## WORK INSTRUCTIONS
Retype the material in full, keeping every word the same.

+++

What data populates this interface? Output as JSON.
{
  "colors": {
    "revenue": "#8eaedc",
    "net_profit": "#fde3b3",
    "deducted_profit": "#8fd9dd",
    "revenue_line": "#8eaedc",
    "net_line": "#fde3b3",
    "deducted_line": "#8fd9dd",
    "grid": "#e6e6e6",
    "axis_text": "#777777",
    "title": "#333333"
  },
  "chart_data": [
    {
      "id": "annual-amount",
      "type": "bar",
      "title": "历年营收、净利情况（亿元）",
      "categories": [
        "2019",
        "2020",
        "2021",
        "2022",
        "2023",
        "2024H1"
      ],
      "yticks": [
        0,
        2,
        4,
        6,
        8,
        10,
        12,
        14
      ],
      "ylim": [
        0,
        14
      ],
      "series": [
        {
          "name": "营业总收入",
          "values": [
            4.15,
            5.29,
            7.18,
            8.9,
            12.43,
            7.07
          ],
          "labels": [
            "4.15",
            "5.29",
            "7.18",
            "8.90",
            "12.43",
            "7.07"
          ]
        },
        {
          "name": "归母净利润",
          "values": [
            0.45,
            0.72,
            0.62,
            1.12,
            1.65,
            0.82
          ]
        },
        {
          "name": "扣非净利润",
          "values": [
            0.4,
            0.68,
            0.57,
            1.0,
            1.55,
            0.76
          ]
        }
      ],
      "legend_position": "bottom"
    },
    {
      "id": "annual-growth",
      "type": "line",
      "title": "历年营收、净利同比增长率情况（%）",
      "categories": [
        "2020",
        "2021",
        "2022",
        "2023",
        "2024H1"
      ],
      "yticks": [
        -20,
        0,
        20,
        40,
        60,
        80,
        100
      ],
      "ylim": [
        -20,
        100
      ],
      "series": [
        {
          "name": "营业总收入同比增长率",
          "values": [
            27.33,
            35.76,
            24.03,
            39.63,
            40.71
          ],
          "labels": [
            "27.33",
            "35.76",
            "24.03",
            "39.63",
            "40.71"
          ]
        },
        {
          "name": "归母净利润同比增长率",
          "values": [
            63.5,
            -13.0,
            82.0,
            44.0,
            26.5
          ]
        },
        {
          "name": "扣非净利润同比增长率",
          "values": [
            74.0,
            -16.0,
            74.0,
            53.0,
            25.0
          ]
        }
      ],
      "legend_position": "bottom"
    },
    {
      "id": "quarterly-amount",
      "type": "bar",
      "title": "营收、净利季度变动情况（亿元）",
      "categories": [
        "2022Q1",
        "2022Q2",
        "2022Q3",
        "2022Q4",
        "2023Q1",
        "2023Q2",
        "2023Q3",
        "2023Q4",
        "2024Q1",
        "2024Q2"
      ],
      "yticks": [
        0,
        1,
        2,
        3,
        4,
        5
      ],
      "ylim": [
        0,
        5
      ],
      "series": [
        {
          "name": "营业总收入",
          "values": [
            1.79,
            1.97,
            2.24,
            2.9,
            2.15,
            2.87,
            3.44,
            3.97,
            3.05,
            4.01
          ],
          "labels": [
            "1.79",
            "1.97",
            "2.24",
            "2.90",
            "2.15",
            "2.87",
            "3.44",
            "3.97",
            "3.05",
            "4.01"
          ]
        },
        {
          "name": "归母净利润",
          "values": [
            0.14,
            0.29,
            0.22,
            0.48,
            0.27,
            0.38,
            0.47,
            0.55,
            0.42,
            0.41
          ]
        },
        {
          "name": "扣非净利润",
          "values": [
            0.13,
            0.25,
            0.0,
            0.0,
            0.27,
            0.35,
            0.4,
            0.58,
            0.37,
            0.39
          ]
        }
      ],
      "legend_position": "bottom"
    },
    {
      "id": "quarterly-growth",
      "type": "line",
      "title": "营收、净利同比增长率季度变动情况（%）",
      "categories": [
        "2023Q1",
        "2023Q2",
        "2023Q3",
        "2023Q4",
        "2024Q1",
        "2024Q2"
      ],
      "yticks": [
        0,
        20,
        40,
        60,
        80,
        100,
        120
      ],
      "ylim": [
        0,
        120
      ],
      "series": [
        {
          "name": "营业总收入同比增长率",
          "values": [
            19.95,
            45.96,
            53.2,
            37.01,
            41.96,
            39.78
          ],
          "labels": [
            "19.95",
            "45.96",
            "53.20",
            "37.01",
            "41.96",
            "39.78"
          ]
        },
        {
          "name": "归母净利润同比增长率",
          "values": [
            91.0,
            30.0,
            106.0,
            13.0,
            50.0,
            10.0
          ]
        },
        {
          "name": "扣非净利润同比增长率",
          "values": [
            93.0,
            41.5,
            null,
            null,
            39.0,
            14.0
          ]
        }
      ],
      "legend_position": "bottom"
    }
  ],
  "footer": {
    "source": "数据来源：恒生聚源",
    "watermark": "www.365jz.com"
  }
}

+++

## FINISHED TASK
What data populates this interface? Output as JSON.
{
  "colors": {
    "revenue": "#8eaedc",
    "net_profit": "#fde3b3",
    "deducted_profit": "#8fd9dd",
    "revenue_line": "#8eaedc",
    "net_line": "#fde3b3",
    "deducted_line": "#8fd9dd",
    "grid": "#e6e6e6",
    "axis_text": "#777777",
    "title": "#333333"
  },
  "chart_data": [
    {
      "id": "annual-amount",
      "type": "bar",
      "title": "历年营收、净利情况（亿元）",
      "categories": [
        "2019",
        "2020",
        "2021",
        "2022",
        "2023",
        "2024H1"
      ],
      "yticks": [
        0,
        2,
        4,
        6,
        8,
        10,
        12,
        14
      ],
      "ylim": [
        0,
        14
      ],
      "series": [
        {
          "name": "营业总收入",
          "values": [
            4.15,
            5.29,
            7.18,
            8.9,
            12.43,
            7.07
          ],
          "labels": [
            "4.15",
            "5.29",
            "7.18",
            "8.90",
            "12.43",
            "7.07"
          ]
        },
        {
          "name": "归母净利润",
          "values": [
            0.45,
            0.72,
            0.62,
            1.12,
            1.65,
            0.82
          ]
        },
        {
          "name": "扣非净利润",
          "values": [
            0.4,
            0.68,
            0.57,
            1.0,
            1.55,
            0.76
          ]
        }
      ],
      "legend_position": "bottom"
    },
    {
      "id": "annual-growth",
      "type": "line",
      "title": "历年营收、净利同比增长率情况（%）",
      "categories": [
        "2020",
        "2021",
        "2022",
        "2023",
        "2024H1"
      ],
      "yticks": [
        -20,
        0,
        20,
        40,
        60,
        80,
        100
      ],
      "ylim": [
        -20,
        100
      ],
      "series": [
        {
          "name": "营业总收入同比增长率",
          "values": [
            27.33,
            35.76,
            24.03,
            39.63,
            40.71
          ],
          "labels": [
            "27.33",
            "35.76",
            "24.03",
            "39.63",
            "40.71"
          ]
        },
        {
          "name": "归母净利润同比增长率",
          "values": [
            63.5,
            -13.0,
            82.0,
            44.0,
            26.5
          ]
        },
        {
          "name": "扣非净利润同比增长率",
          "values": [
            74.0,
            -16.0,
            74.0,
            53.0,
            25.0
          ]
        }
      ],
      "legend_position": "bottom"
    },
    {
      "id": "quarterly-amount",
      "type": "bar",
      "title": "营收、净利季度变动情况（亿元）",
      "categories": [
        "2022Q1",
        "2022Q2",
        "2022Q3",
        "2022Q4",
        "2023Q1",
        "2023Q2",
        "2023Q3",
        "2023Q4",
        "2024Q1",
        "2024Q2"
      ],
      "yticks": [
        0,
        1,
        2,
        3,
        4,
        5
      ],
      "ylim": [
        0,
        5
      ],
      "series": [
        {
          "name": "营业总收入",
          "values": [
            1.79,
            1.97,
            2.24,
            2.9,
            2.15,
            2.87,
            3.44,
            3.97,
            3.05,
            4.01
          ],
          "labels": [
            "1.79",
            "1.97",
            "2.24",
            "2.90",
            "2.15",
            "2.87",
            "3.44",
            "3.97",
            "3.05",
            "4.01"
          ]
        },
        {
          "name": "归母净利润",
          "values": [
            0.14,
            0.29,
            0.22,
            0.48,
            0.27,
            0.38,
            0.47,
            0.55,
            0.42,
            0.41
          ]
        },
        {
          "name": "扣非净利润",
          "values": [
            0.13,
            0.25,
            0.0,
            0.0,
            0.27,
            0.35,
            0.4,
            0.58,
            0.37,
            0.39
          ]
        }
      ],
      "legend_position": "bottom"
    },
    {
      "id": "quarterly-growth",
      "type": "line",
      "title": "营收、净利同比增长率季度变动情况（%）",
      "categories": [
        "2023Q1",
        "2023Q2",
        "2023Q3",
        "2023Q4",
        "2024Q1",
        "2024Q2"
      ],
      "yticks": [
        0,
        20,
        40,
        60,
        80,
        100,
        120
      ],
      "ylim": [
        0,
        120
      ],
      "series": [
        {
          "name": "营业总收入同比增长率",
          "values": [
            19.95,
            45.96,
            53.2,
            37.01,
            41.96,
            39.78
          ],
          "labels": [
            "19.95",
            "45.96",
            "53.20",
            "37.01",
            "41.96",
            "39.78"
          ]
        },
        {
          "name": "归母净利润同比增长率",
          "values": [
            91.0,
            30.0,
            106.0,
            13.0,
            50.0,
            10.0
          ]
        },
        {
          "name": "扣非净利润同比增长率",
          "values": [
            93.0,
            41.5,
            null,
            null,
            39.0,
            14.0
          ]
        }
      ],
      "legend_position": "bottom"
    }
  ],
  "footer": {
    "source": "数据来源：恒生聚源",
    "watermark": "www.365jz.com"
  }
}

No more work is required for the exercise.